[Collection entries]
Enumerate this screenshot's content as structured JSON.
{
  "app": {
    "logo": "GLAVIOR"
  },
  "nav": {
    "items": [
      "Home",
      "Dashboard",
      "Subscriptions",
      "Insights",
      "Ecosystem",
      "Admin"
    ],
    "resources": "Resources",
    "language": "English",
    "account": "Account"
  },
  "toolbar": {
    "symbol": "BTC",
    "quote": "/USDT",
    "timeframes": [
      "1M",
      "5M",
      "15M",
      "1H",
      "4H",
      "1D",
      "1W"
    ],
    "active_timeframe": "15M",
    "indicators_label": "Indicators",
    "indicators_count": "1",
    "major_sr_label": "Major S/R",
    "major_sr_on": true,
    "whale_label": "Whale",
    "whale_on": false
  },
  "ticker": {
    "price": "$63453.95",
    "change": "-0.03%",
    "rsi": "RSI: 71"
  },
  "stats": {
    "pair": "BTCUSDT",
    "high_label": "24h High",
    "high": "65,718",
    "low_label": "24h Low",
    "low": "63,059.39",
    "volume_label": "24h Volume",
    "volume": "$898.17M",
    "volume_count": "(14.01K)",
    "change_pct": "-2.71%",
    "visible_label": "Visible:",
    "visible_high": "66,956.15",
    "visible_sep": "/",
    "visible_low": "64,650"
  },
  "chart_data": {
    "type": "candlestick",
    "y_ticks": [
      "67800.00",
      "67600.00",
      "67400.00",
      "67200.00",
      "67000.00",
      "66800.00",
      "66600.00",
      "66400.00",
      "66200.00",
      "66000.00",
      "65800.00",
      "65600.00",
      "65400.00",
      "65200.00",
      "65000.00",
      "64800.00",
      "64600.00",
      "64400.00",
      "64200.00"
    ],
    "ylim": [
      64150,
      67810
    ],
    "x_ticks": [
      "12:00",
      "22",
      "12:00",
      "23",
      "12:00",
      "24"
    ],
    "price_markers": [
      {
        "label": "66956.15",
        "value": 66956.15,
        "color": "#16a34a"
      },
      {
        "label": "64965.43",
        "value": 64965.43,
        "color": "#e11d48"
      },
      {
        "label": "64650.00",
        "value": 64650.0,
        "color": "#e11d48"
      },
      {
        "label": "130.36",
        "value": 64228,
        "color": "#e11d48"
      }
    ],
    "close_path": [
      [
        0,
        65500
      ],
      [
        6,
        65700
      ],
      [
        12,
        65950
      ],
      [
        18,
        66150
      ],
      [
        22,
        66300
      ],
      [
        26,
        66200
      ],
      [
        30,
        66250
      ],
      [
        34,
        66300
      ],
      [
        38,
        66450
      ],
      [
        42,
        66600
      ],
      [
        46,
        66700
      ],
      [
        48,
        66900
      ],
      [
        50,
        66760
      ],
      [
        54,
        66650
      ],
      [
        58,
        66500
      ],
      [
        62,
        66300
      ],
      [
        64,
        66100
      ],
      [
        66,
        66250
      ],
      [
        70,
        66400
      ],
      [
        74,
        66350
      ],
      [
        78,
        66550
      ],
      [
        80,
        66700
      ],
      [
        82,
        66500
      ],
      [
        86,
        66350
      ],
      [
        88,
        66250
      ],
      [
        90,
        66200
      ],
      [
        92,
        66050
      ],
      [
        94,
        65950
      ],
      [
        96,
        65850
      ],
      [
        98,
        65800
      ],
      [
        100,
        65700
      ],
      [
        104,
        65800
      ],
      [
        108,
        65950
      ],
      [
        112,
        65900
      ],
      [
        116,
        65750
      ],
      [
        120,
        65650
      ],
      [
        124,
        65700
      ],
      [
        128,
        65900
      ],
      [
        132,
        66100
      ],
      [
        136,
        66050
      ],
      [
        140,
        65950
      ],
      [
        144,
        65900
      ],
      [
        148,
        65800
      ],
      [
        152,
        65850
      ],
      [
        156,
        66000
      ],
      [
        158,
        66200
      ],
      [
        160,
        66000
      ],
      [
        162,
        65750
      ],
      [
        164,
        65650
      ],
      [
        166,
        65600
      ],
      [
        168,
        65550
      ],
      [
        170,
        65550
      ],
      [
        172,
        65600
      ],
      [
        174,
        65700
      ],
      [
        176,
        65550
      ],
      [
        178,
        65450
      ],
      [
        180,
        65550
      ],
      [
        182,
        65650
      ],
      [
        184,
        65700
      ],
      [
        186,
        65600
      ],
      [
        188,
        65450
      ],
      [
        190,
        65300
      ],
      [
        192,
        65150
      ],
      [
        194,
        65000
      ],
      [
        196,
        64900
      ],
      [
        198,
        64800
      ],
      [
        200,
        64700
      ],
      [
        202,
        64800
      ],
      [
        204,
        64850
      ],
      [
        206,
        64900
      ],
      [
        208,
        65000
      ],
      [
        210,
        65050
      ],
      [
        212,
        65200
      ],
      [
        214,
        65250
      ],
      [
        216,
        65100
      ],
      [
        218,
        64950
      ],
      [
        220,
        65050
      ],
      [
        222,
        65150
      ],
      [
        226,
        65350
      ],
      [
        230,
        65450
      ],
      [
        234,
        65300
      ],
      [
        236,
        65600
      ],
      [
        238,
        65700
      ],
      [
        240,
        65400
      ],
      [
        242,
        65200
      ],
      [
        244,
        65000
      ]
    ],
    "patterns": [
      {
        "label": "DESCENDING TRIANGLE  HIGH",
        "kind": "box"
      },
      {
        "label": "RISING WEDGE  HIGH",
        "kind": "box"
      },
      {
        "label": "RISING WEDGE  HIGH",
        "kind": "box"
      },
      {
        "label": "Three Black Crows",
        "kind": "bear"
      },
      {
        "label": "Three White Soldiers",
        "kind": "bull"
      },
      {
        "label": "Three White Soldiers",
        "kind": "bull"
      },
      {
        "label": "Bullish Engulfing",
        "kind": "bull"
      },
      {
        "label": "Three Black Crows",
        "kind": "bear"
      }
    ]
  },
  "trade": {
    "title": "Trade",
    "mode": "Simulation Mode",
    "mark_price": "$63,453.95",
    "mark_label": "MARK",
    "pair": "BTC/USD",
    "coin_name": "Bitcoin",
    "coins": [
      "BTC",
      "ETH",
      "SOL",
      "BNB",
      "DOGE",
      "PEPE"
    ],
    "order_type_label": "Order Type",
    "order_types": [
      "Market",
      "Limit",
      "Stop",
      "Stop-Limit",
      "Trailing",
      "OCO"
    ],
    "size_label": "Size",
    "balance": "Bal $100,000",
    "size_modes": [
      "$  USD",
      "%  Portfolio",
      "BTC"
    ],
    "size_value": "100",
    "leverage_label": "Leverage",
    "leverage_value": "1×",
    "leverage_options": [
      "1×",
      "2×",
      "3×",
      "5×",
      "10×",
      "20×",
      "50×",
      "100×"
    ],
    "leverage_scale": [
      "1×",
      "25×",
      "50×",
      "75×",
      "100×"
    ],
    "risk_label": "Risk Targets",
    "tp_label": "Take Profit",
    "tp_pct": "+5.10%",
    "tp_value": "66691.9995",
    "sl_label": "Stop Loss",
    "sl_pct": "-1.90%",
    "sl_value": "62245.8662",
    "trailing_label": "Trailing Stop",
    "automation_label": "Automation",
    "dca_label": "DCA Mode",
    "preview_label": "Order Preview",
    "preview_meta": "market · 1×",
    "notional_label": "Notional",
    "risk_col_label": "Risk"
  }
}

§ **EXERCISE DETAILS**
Quote all the records exactly, please, leaving none out.

§ **TASK ANSWER**
Enumerate this screenshot's content as structured JSON.
{
  "app": {
    "logo": "GLAVIOR"
  },
  "nav": {
    "items": [
      "Home",
      "Dashboard",
      "Subscriptions",
      "Insights",
      "Ecosystem",
      "Admin"
    ],
    "resources": "Resources",
    "language": "English",
    "account": "Account"
  },
  "toolbar": {
    "symbol": "BTC",
    "quote": "/USDT",
    "timeframes": [
      "1M",
      "5M",
      "15M",
      "1H",
      "4H",
      "1D",
      "1W"
    ],
    "active_timeframe": "15M",
    "indicators_label": "Indicators",
    "indicators_count": "1",
    "major_sr_label": "Major S/R",
    "major_sr_on": true,
    "whale_label": "Whale",
    "whale_on": false
  },
  "ticker": {
    "price": "$63453.95",
    "change": "-0.03%",
    "rsi": "RSI: 71"
  },
  "stats": {
    "pair": "BTCUSDT",
    "high_label": "24h High",
    "high": "65,718",
    "low_label": "24h Low",
    "low": "63,059.39",
    "volume_label": "24h Volume",
    "volume": "$898.17M",
    "volume_count": "(14.01K)",
    "change_pct": "-2.71%",
    "visible_label": "Visible:",
    "visible_high": "66,956.15",
    "visible_sep": "/",
    "visible_low": "64,650"
  },
  "chart_data": {
    "type": "candlestick",
    "y_ticks": [
      "67800.00",
      "67600.00",
      "67400.00",
      "67200.00",
      "67000.00",
      "66800.00",
      "66600.00",
      "66400.00",
      "66200.00",
      "66000.00",
      "65800.00",
      "65600.00",
      "65400.00",
      "65200.00",
      "65000.00",
      "64800.00",
      "64600.00",
      "64400.00",
      "64200.00"
    ],
    "ylim": [
      64150,
      67810
    ],
    "x_ticks": [
      "12:00",
      "22",
      "12:00",
      "23",
      "12:00",
      "24"
    ],
    "price_markers": [
      {
        "label": "66956.15",
        "value": 66956.15,
        "color": "#16a34a"
      },
      {
        "label": "64965.43",
        "value": 64965.43,
        "color": "#e11d48"
      },
      {
        "label": "64650.00",
        "value": 64650.0,
        "color": "#e11d48"
      },
      {
        "label": "130.36",
        "value": 64228,
        "color": "#e11d48"
      }
    ],
    "close_path": [
      [
        0,
        65500
      ],
      [
        6,
        65700
      ],
      [
        12,
        65950
      ],
      [
        18,
        66150
      ],
      [
        22,
        66300
      ],
      [
        26,
        66200
      ],
      [
        30,
        66250
      ],
      [
        34,
        66300
      ],
      [
        38,
        66450
      ],
      [
        42,
        66600
      ],
      [
        46,
        66700
      ],
      [
        48,
        66900
      ],
      [
        50,
        66760
      ],
      [
        54,
        66650
      ],
      [
        58,
        66500
      ],
      [
        62,
        66300
      ],
      [
        64,
        66100
      ],
      [
        66,
        66250
      ],
      [
        70,
        66400
      ],
      [
        74,
        66350
      ],
      [
        78,
        66550
      ],
      [
        80,
        66700
      ],
      [
        82,
        66500
      ],
      [
        86,
        66350
      ],
      [
        88,
        66250
      ],
      [
        90,
        66200
      ],
      [
        92,
        66050
      ],
      [
        94,
        65950
      ],
      [
        96,
        65850
      ],
      [
        98,
        65800
      ],
      [
        100,
        65700
      ],
      [
        104,
        65800
      ],
      [
        108,
        65950
      ],
      [
        112,
        65900
      ],
      [
        116,
        65750
      ],
      [
        120,
        65650
      ],
      [
        124,
        65700
      ],
      [
        128,
        65900
      ],
      [
        132,
        66100
      ],
      [
        136,
        66050
      ],
      [
        140,
        65950
      ],
      [
        144,
        65900
      ],
      [
        148,
        65800
      ],
      [
        152,
        65850
      ],
      [
        156,
        66000
      ],
      [
        158,
        66200
      ],
      [
        160,
        66000
      ],
      [
        162,
        65750
      ],
      [
        164,
        65650
      ],
      [
        166,
        65600
      ],
      [
        168,
        65550
      ],
      [
        170,
        65550
      ],
      [
        172,
        65600
      ],
      [
        174,
        65700
      ],
      [
        176,
        65550
      ],
      [
        178,
        65450
      ],
      [
        180,
        65550
      ],
      [
        182,
        65650
      ],
      [
        184,
        65700
      ],
      [
        186,
        65600
      ],
      [
        188,
        65450
      ],
      [
        190,
        65300
      ],
      [
        192,
        65150
      ],
      [
        194,
        65000
      ],
      [
        196,
        64900
      ],
      [
        198,
        64800
      ],
      [
        200,
        64700
      ],
      [
        202,
        64800
      ],
      [
        204,
        64850
      ],
      [
        206,
        64900
      ],
      [
        208,
        65000
      ],
      [
        210,
        65050
      ],
      [
        212,
        65200
      ],
      [
        214,
        65250
      ],
      [
        216,
        65100
      ],
      [
        218,
        64950
      ],
      [
        220,
        65050
      ],
      [
        222,
        65150
      ],
      [
        226,
        65350
      ],
      [
        230,
        65450
      ],
      [
        234,
        65300
      ],
      [
        236,
        65600
      ],
      [
        238,
        65700
      ],
      [
        240,
        65400
      ],
      [
        242,
        65200
      ],
      [
        244,
        65000
      ]
    ],
    "patterns": [
      {
        "label": "DESCENDING TRIANGLE  HIGH",
        "kind": "box"
      },
      {
        "label": "RISING WEDGE  HIGH",
        "kind": "box"
      },
      {
        "label": "RISING WEDGE  HIGH",
        "kind": "box"
      },
      {
        "label": "Three Black Crows",
        "kind": "bear"
      },
      {
        "label": "Three White Soldiers",
        "kind": "bull"
      },
      {
        "label": "Three White Soldiers",
        "kind": "bull"
      },
      {
        "label": "Bullish Engulfing",
        "kind": "bull"
      },
      {
        "label": "Three Black Crows",
        "kind": "bear"
      }
    ]
  },
  "trade": {
    "title": "Trade",
    "mode": "Simulation Mode",
    "mark_price": "$63,453.95",
    "mark_label": "MARK",
    "pair": "BTC/USD",
    "coin_name": "Bitcoin",
    "coins": [
      "BTC",
      "ETH",
      "SOL",
      "BNB",
      "DOGE",
      "PEPE"
    ],
    "order_type_label": "Order Type",
    "order_types": [
      "Market",
      "Limit",
      "Stop",
      "Stop-Limit",
      "Trailing",
      "OCO"
    ],
    "size_label": "Size",
    "balance": "Bal $100,000",
    "size_modes": [
      "$  USD",
      "%  Portfolio",
      "BTC"
    ],
    "size_value": "100",
    "leverage_label": "Leverage",
    "leverage_value": "1×",
    "leverage_options": [
      "1×",
      "2×",
      "3×",
      "5×",
      "10×",
      "20×",
      "50×",
      "100×"
    ],
    "leverage_scale": [
      "1×",
      "25×",
      "50×",
      "75×",
      "100×"
    ],
    "risk_label": "Risk Targets",
    "tp_label": "Take Profit",
    "tp_pct": "+5.10%",
    "tp_value": "66691.9995",
    "sl_label": "Stop Loss",
    "sl_pct": "-1.90%",
    "sl_value": "62245.8662",
    "trailing_label": "Trailing Stop",
    "automation_label": "Automation",
    "dca_label": "DCA Mode",
    "preview_label": "Order Preview",
    "preview_meta": "market · 1×",
    "notional_label": "Notional",
    "risk_col_label": "Risk"
  }
}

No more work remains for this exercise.